Short exercise » Copy every line of the following data that includes the string "first".

________________________

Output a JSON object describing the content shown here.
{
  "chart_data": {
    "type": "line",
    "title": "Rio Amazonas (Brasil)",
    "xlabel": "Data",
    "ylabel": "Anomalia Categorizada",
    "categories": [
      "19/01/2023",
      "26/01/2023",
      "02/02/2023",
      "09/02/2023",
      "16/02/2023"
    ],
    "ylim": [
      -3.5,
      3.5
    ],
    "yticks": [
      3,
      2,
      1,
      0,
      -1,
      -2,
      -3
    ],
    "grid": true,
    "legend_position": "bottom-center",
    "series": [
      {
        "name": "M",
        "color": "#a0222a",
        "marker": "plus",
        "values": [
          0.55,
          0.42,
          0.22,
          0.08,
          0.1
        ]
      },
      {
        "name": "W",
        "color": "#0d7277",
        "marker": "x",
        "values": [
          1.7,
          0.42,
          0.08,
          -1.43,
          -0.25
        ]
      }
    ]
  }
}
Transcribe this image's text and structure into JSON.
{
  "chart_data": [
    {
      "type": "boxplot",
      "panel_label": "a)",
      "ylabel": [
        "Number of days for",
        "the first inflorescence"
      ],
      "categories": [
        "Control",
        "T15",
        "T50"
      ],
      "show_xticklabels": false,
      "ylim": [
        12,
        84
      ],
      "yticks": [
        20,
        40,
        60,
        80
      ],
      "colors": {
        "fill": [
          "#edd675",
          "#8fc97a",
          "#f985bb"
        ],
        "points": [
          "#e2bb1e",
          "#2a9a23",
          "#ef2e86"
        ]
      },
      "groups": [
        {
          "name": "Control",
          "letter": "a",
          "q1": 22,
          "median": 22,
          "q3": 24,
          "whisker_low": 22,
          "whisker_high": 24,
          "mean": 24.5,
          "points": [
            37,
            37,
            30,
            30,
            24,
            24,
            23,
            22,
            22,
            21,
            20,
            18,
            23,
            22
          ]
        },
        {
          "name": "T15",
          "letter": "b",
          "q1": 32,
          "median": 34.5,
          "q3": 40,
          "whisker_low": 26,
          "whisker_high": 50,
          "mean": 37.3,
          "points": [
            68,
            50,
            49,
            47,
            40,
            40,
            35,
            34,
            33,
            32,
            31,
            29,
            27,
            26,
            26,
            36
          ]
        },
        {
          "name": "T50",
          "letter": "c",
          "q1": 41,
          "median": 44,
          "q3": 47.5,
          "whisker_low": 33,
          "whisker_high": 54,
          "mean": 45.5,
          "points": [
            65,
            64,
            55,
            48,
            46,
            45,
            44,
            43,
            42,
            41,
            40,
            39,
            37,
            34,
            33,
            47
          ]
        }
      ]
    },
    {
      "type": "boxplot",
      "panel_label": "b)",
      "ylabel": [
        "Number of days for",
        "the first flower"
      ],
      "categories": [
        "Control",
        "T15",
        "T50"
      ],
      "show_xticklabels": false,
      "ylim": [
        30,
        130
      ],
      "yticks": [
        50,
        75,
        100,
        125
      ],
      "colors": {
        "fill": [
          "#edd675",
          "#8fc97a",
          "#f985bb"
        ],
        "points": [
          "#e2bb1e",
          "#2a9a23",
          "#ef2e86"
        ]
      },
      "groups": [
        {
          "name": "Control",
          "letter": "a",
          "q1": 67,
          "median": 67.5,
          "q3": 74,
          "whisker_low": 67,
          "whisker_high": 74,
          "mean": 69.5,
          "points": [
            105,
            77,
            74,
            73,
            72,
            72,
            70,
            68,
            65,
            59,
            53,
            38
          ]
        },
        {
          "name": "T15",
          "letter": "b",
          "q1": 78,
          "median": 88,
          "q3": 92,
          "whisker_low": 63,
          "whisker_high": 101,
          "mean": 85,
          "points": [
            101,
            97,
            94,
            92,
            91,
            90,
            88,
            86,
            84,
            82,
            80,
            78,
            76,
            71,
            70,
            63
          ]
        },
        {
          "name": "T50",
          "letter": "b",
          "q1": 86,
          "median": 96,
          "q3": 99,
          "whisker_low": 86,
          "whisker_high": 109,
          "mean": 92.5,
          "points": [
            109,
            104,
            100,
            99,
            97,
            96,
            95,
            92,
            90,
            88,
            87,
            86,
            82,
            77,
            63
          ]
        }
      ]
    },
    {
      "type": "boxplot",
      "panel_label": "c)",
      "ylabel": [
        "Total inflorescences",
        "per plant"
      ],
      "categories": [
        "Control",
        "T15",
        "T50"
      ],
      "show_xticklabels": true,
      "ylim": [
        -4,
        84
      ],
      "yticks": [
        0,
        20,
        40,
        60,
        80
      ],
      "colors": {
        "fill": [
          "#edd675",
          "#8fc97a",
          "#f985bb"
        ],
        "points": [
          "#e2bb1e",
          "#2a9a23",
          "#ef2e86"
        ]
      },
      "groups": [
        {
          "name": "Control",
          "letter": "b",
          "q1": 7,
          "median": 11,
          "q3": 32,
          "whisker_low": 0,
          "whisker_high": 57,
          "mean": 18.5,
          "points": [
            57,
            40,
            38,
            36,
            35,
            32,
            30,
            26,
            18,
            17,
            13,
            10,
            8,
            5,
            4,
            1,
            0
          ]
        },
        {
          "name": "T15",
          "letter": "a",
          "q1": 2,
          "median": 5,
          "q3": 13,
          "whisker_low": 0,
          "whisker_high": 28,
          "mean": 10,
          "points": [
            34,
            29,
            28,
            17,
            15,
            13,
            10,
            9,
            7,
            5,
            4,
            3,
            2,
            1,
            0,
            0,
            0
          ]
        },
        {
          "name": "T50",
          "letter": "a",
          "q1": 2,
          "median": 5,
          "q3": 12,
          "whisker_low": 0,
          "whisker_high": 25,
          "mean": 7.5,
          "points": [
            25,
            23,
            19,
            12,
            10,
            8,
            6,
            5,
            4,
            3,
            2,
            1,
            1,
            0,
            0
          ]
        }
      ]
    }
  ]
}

________________________

Complete output »
        "the first inflorescence"
        "the first flower"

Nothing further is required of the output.